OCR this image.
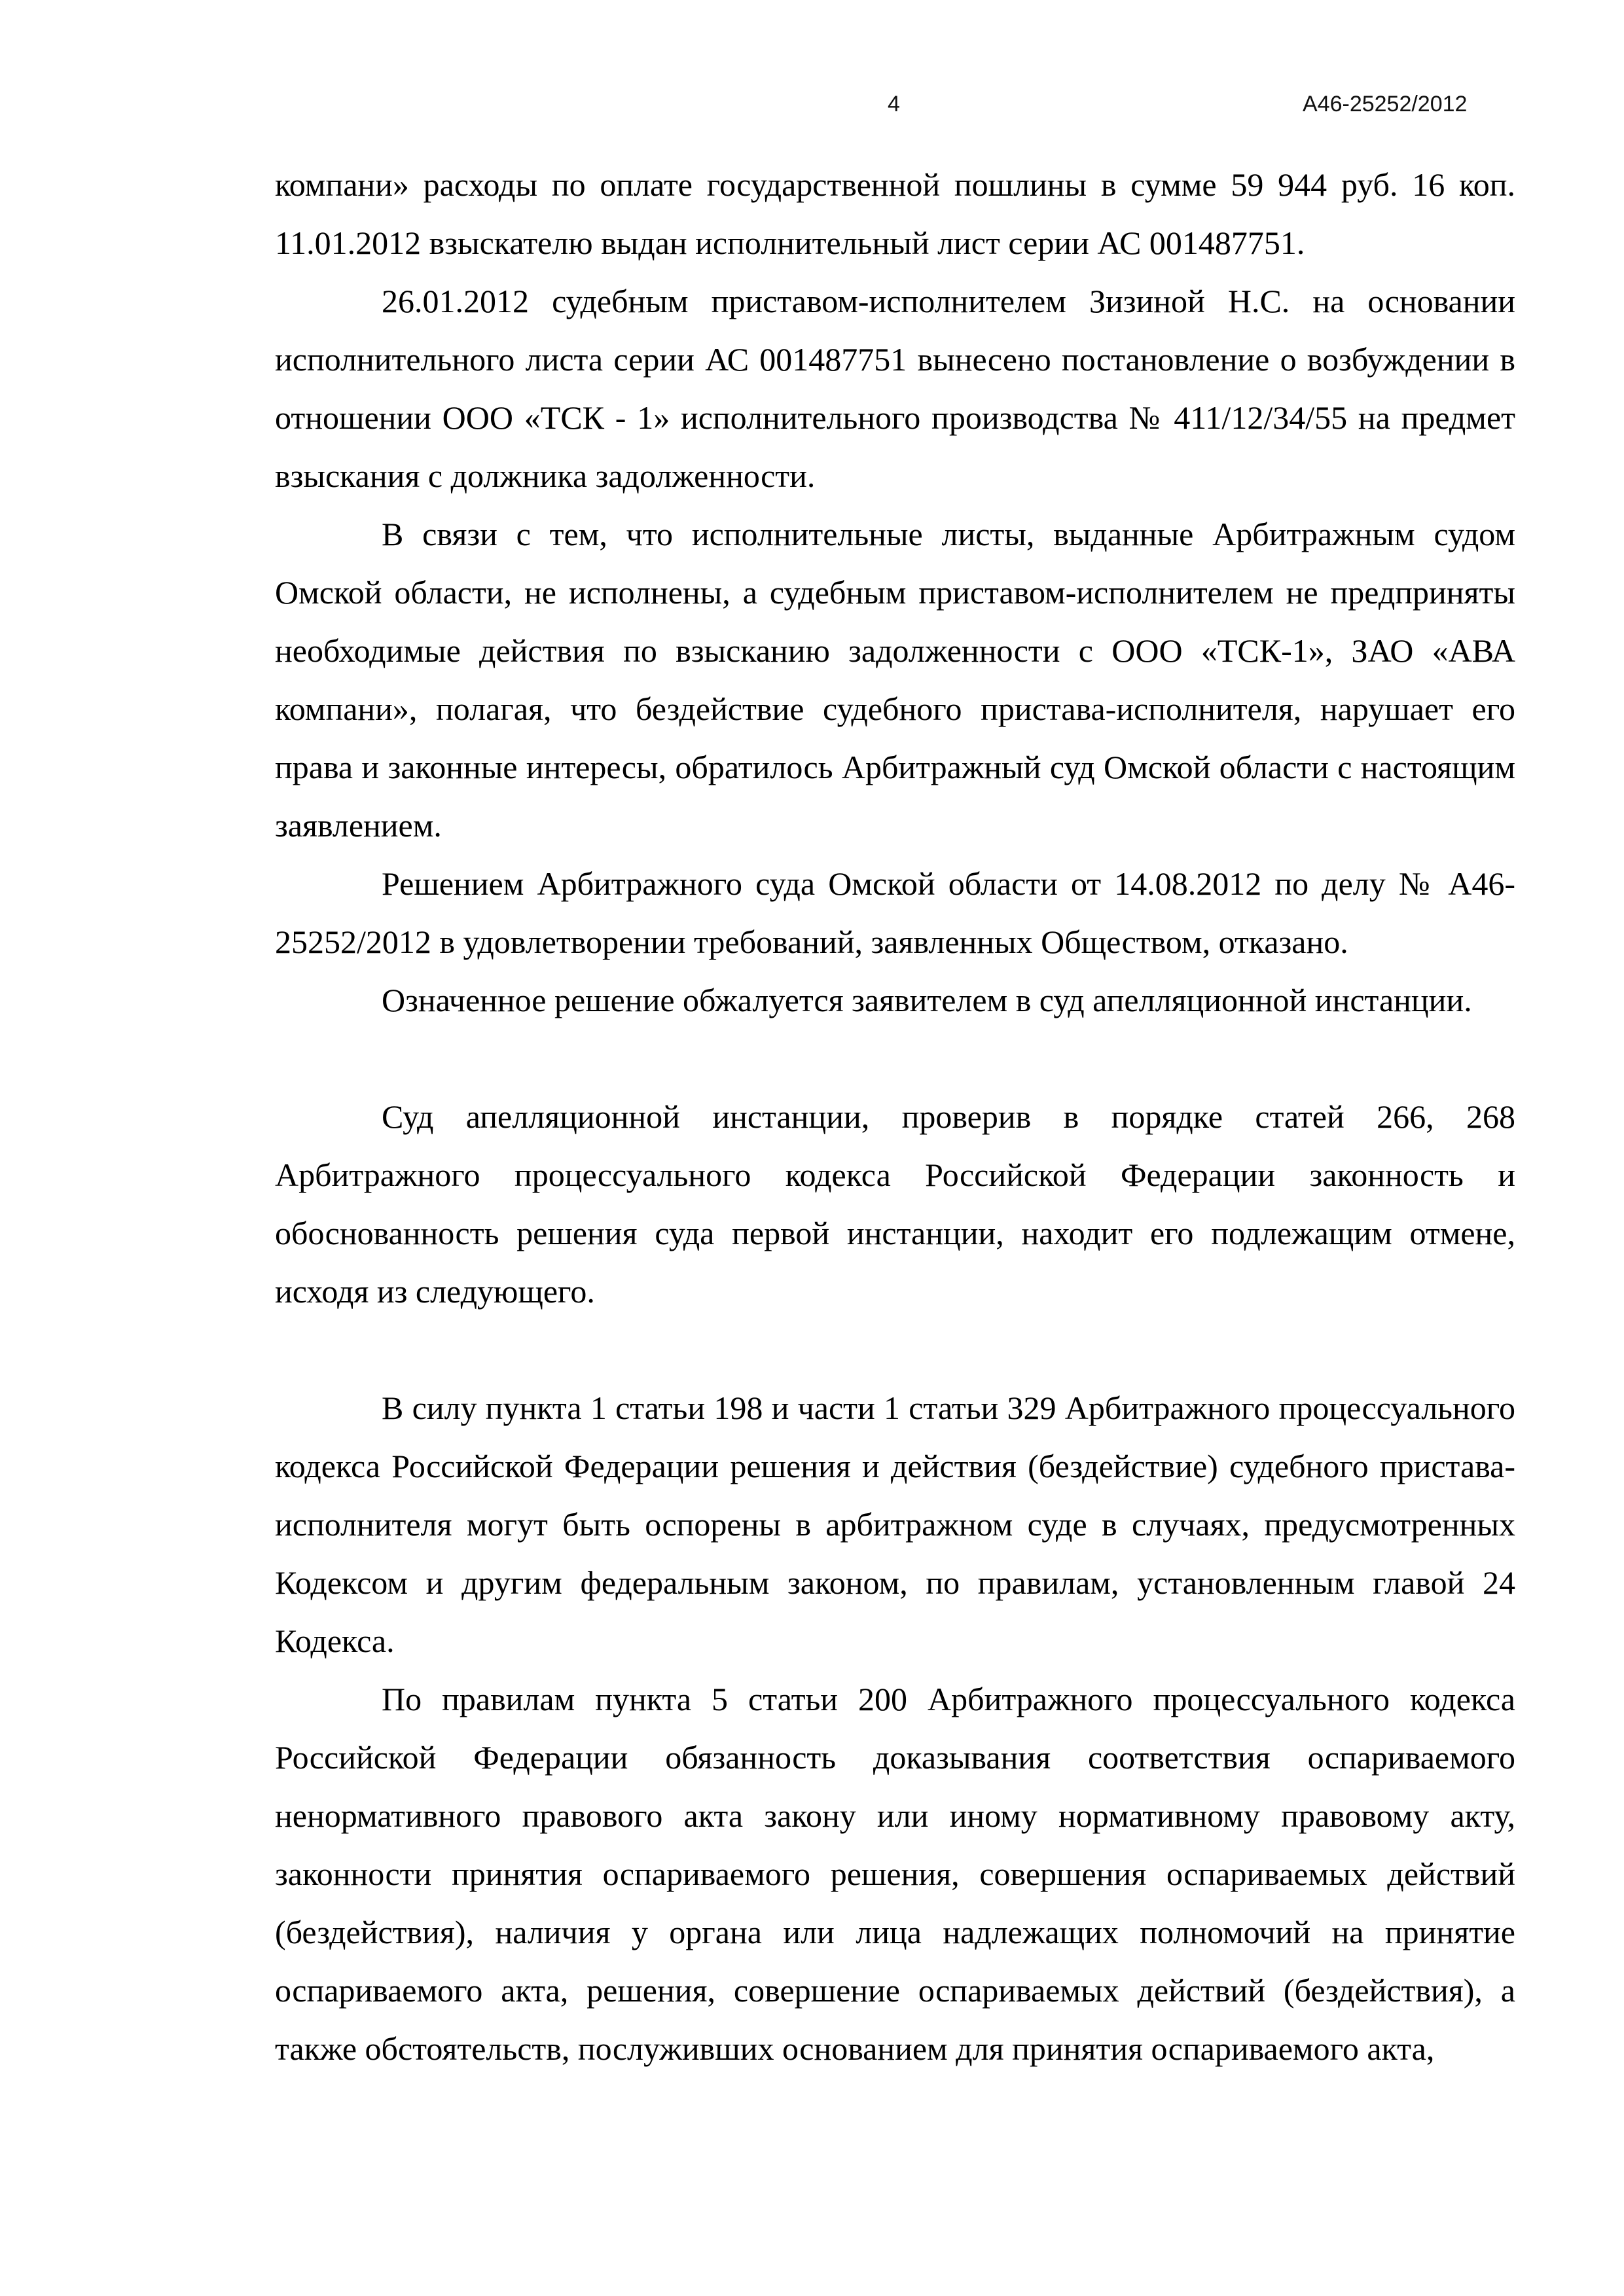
4	А46-25252/2012

компани» расходы по оплате государственной пошлины в сумме 59 944 руб. 16 коп. 11.01.2012 взыскателю выдан исполнительный лист серии АС 001487751.

26.01.2012 судебным приставом-исполнителем Зизиной Н.С. на основании исполнительного листа серии АС 001487751 вынесено постановление о возбуждении в отношении ООО «ТСК - 1» исполнительного производства № 411/12/34/55 на предмет взыскания с должника задолженности.

В связи с тем, что исполнительные листы, выданные Арбитражным судом Омской области, не исполнены, а судебным приставом-исполнителем не предприняты необходимые действия по взысканию задолженности с ООО «ТСК-1», ЗАО «АВА компани», полагая, что бездействие судебного пристава-исполнителя, нарушает его права и законные интересы, обратилось Арбитражный суд Омской области с настоящим заявлением.

Решением Арбитражного суда Омской области от 14.08.2012 по делу № А46-25252/2012 в удовлетворении требований, заявленных Обществом, отказано.

Означенное решение обжалуется заявителем в суд апелляционной инстанции.

Суд апелляционной инстанции, проверив в порядке статей 266, 268 Арбитражного процессуального кодекса Российской Федерации законность и обоснованность решения суда первой инстанции, находит его подлежащим отмене, исходя из следующего.

В силу пункта 1 статьи 198 и части 1 статьи 329 Арбитражного процессуального кодекса Российской Федерации решения и действия (бездействие) судебного пристава-исполнителя могут быть оспорены в арбитражном суде в случаях, предусмотренных Кодексом и другим федеральным законом, по правилам, установленным главой 24 Кодекса.

По правилам пункта 5 статьи 200 Арбитражного процессуального кодекса Российской Федерации обязанность доказывания соответствия оспариваемого ненормативного правового акта закону или иному нормативному правовому акту, законности принятия оспариваемого решения, совершения оспариваемых действий (бездействия), наличия у органа или лица надлежащих полномочий на принятие оспариваемого акта, решения, совершение оспариваемых действий (бездействия), а также обстоятельств, послуживших основанием для принятия оспариваемого акта,
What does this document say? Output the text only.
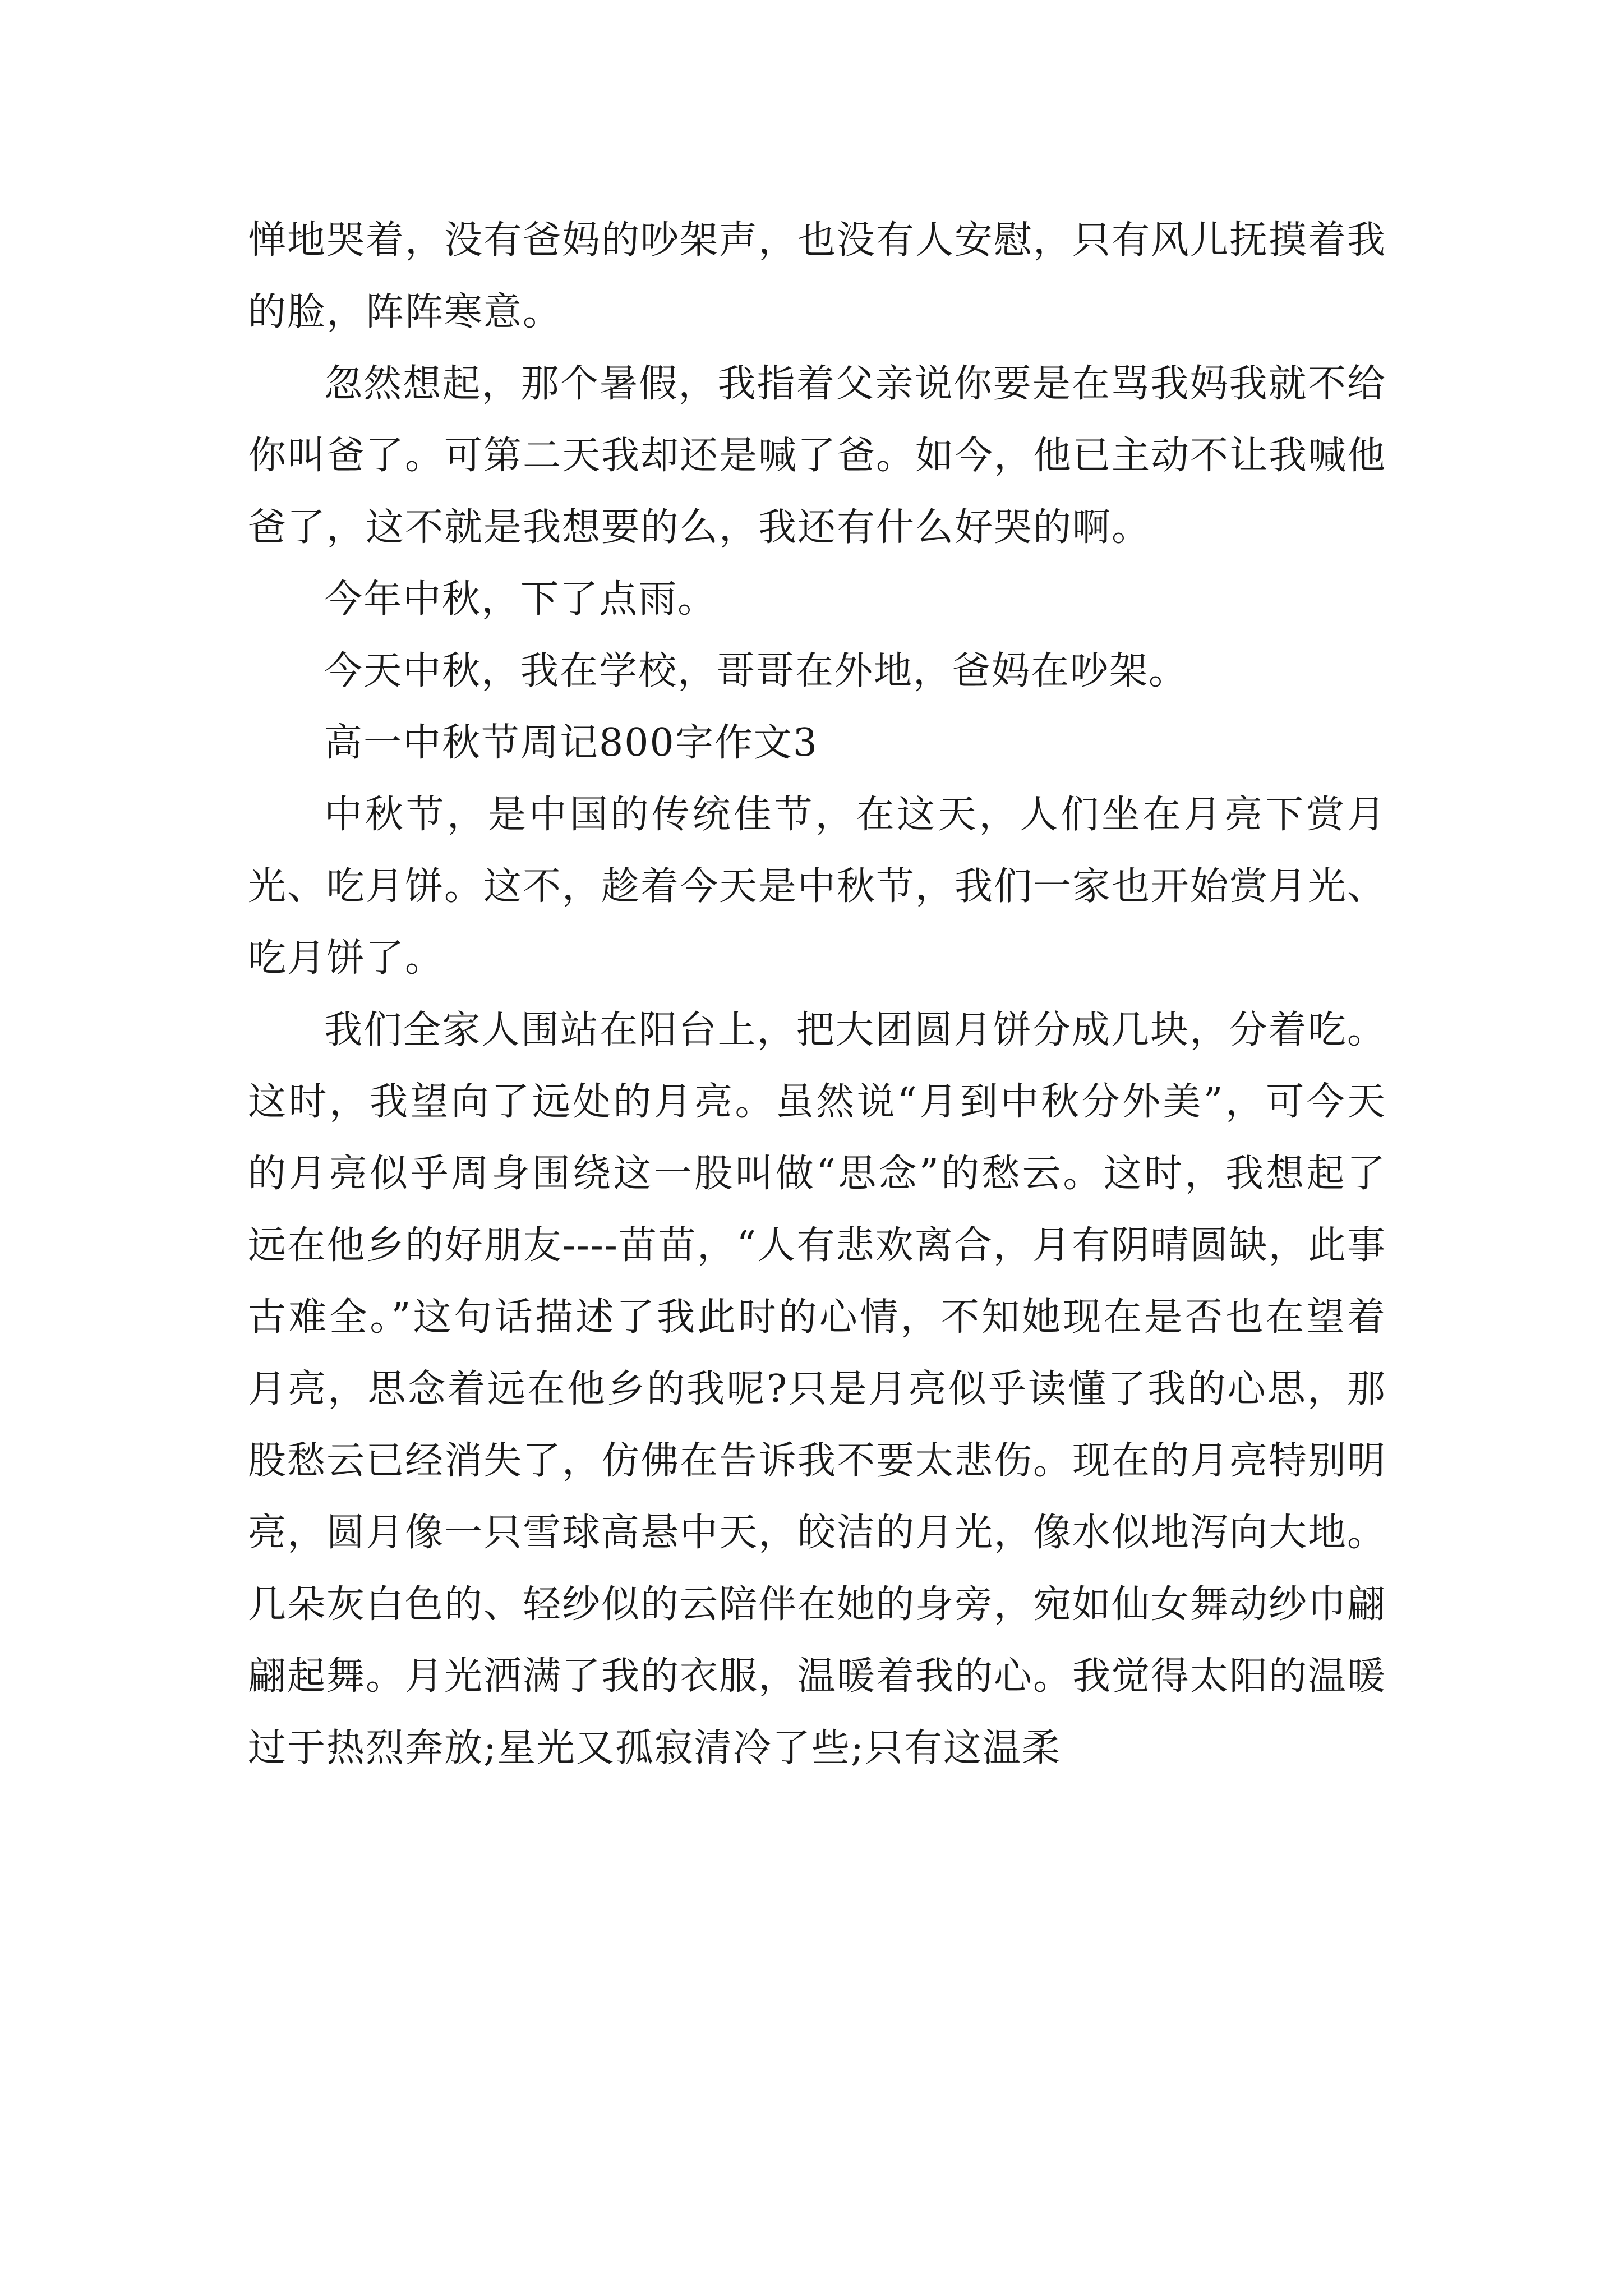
惮地哭着，没有爸妈的吵架声，也没有人安慰，只有风儿抚摸着我的脸，阵阵寒意。

忽然想起，那个暑假，我指着父亲说你要是在骂我妈我就不给你叫爸了。可第二天我却还是喊了爸。如今，他已主动不让我喊他爸了，这不就是我想要的么，我还有什么好哭的啊。

今年中秋，下了点雨。

今天中秋，我在学校，哥哥在外地，爸妈在吵架。

高一中秋节周记800字作文3

中秋节，是中国的传统佳节，在这天，人们坐在月亮下赏月光、吃月饼。这不，趁着今天是中秋节，我们一家也开始赏月光、吃月饼了。

我们全家人围站在阳台上，把大团圆月饼分成几块，分着吃。这时，我望向了远处的月亮。虽然说“月到中秋分外美”，可今天的月亮似乎周身围绕这一股叫做“思念”的愁云。这时，我想起了远在他乡的好朋友----苗苗，“人有悲欢离合，月有阴晴圆缺，此事古难全。”这句话描述了我此时的心情，不知她现在是否也在望着月亮，思念着远在他乡的我呢?只是月亮似乎读懂了我的心思，那股愁云已经消失了，仿佛在告诉我不要太悲伤。现在的月亮特别明亮，圆月像一只雪球高悬中天，皎洁的月光，像水似地泻向大地。几朵灰白色的、轻纱似的云陪伴在她的身旁，宛如仙女舞动纱巾翩翩起舞。月光洒满了我的衣服，温暖着我的心。我觉得太阳的温暖过于热烈奔放;星光又孤寂清冷了些;只有这温柔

▶ Your task
Determine how many lines of the listing above hold the word "this". Report that number without anything else.

▶ Result of the task
2